— Begin Records for this exercise —

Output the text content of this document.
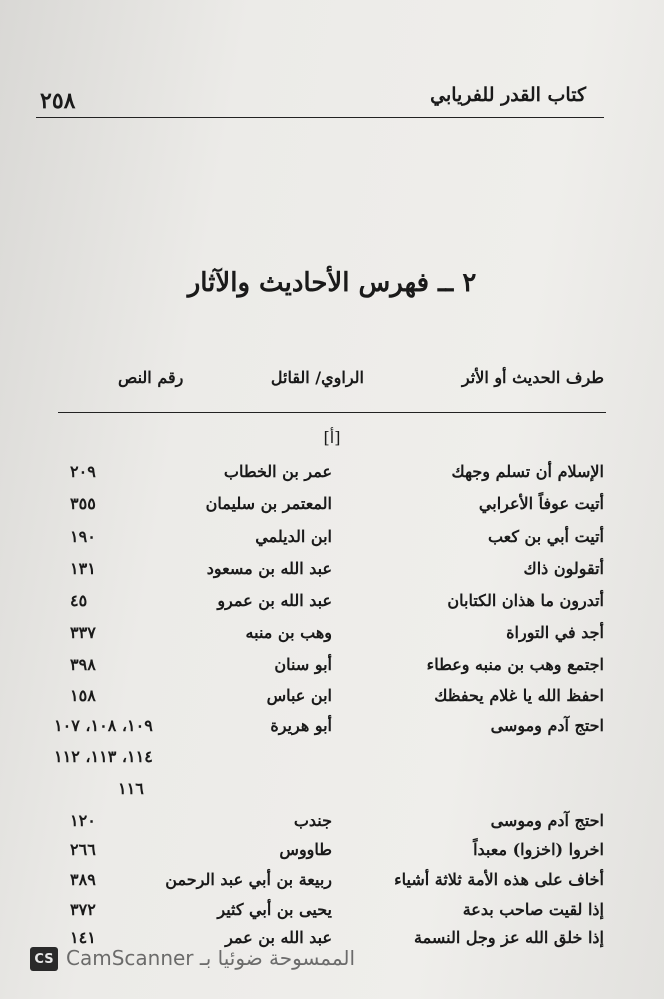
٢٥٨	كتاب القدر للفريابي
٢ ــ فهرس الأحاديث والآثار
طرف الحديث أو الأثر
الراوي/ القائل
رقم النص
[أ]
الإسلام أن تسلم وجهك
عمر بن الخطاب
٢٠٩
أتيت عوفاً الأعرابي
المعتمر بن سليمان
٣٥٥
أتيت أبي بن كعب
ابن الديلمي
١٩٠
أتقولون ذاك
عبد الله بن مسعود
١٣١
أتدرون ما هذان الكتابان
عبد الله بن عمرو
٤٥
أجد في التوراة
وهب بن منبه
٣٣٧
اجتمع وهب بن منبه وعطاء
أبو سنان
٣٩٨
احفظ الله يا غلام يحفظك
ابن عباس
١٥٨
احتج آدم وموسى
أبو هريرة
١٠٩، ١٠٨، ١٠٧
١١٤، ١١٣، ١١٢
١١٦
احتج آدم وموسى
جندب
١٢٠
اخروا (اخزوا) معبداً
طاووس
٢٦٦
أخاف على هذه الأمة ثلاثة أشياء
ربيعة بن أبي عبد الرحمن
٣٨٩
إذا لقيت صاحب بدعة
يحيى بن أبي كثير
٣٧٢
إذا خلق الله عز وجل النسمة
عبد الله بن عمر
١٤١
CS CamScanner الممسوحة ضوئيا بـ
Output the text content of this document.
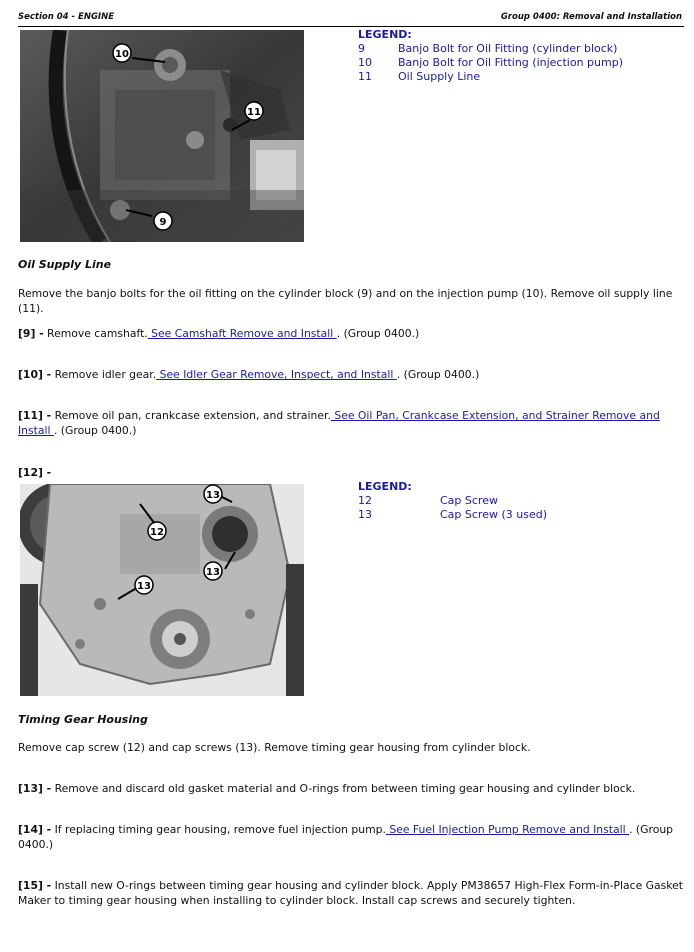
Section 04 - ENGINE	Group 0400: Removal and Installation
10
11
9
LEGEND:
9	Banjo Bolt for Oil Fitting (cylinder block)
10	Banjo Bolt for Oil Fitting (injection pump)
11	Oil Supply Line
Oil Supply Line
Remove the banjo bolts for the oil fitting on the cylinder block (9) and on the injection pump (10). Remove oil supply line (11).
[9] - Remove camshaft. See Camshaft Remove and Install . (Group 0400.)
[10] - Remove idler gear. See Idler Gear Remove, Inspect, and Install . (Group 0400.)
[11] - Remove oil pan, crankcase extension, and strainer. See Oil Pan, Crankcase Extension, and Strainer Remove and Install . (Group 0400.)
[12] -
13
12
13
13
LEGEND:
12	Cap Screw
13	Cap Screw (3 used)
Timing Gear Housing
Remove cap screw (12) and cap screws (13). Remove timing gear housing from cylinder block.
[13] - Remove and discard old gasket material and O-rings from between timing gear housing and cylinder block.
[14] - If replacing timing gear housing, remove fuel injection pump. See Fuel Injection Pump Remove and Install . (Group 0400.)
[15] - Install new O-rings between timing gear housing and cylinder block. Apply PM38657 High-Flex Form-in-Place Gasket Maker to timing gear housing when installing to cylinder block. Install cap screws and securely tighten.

— End Records for this exercise —

Instruction: Copy every entry word for word, but omit the pictures.

Response below:
Output the text content of this document.
٢٥٨	كتاب القدر للفريابي
٢ ــ فهرس الأحاديث والآثار
طرف الحديث أو الأثر
الراوي/ القائل
رقم النص
[أ]
الإسلام أن تسلم وجهك
عمر بن الخطاب
٢٠٩
أتيت عوفاً الأعرابي
المعتمر بن سليمان
٣٥٥
أتيت أبي بن كعب
ابن الديلمي
١٩٠
أتقولون ذاك
عبد الله بن مسعود
١٣١
أتدرون ما هذان الكتابان
عبد الله بن عمرو
٤٥
أجد في التوراة
وهب بن منبه
٣٣٧
اجتمع وهب بن منبه وعطاء
أبو سنان
٣٩٨
احفظ الله يا غلام يحفظك
ابن عباس
١٥٨
احتج آدم وموسى
أبو هريرة
١٠٩، ١٠٨، ١٠٧
١١٤، ١١٣، ١١٢
١١٦
احتج آدم وموسى
جندب
١٢٠
اخروا (اخزوا) معبداً
طاووس
٢٦٦
أخاف على هذه الأمة ثلاثة أشياء
ربيعة بن أبي عبد الرحمن
٣٨٩
إذا لقيت صاحب بدعة
يحيى بن أبي كثير
٣٧٢
إذا خلق الله عز وجل النسمة
عبد الله بن عمر
١٤١
CS CamScanner الممسوحة ضوئيا بـ
Output the text content of this document.
Section 04 - ENGINE	Group 0400: Removal and Installation
10
11
9
LEGEND:
9	Banjo Bolt for Oil Fitting (cylinder block)
10	Banjo Bolt for Oil Fitting (injection pump)
11	Oil Supply Line
Oil Supply Line
Remove the banjo bolts for the oil fitting on the cylinder block (9) and on the injection pump (10). Remove oil supply line (11).
[9] - Remove camshaft. See Camshaft Remove and Install . (Group 0400.)
[10] - Remove idler gear. See Idler Gear Remove, Inspect, and Install . (Group 0400.)
[11] - Remove oil pan, crankcase extension, and strainer. See Oil Pan, Crankcase Extension, and Strainer Remove and Install . (Group 0400.)
[12] -
13
12
13
13
LEGEND:
12	Cap Screw
13	Cap Screw (3 used)
Timing Gear Housing
Remove cap screw (12) and cap screws (13). Remove timing gear housing from cylinder block.
[13] - Remove and discard old gasket material and O-rings from between timing gear housing and cylinder block.
[14] - If replacing timing gear housing, remove fuel injection pump. See Fuel Injection Pump Remove and Install . (Group 0400.)
[15] - Install new O-rings between timing gear housing and cylinder block. Apply PM38657 High-Flex Form-in-Place Gasket Maker to timing gear housing when installing to cylinder block. Install cap screws and securely tighten.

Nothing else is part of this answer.